*AIM OF THE EXERCISE*. Whenever a line contains the string "median", copy it out of the entries.

-- begin DATA IN THIS EXERCISE --

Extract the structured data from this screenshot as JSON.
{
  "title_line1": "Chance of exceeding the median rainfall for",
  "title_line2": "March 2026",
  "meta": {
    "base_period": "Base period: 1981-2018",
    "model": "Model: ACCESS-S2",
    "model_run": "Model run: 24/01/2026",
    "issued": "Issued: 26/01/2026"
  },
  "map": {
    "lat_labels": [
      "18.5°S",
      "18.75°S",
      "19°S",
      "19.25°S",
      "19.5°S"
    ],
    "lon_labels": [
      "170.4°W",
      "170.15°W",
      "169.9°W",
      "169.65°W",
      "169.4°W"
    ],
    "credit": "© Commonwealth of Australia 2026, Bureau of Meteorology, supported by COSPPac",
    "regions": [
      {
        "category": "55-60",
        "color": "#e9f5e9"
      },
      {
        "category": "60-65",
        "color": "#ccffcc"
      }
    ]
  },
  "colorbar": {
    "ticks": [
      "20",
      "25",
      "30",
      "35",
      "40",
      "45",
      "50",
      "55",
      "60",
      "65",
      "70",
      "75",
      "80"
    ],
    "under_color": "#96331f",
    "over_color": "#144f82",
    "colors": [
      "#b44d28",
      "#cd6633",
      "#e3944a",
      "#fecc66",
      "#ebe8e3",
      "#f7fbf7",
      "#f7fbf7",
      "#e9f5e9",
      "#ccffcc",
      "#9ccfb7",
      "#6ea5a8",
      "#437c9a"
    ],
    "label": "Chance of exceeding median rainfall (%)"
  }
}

-- end DATA IN THIS EXERCISE --

*COMPLETE OUTPUT*.
  "title_line1": "Chance of exceeding the median rainfall for",
    "label": "Chance of exceeding median rainfall (%)"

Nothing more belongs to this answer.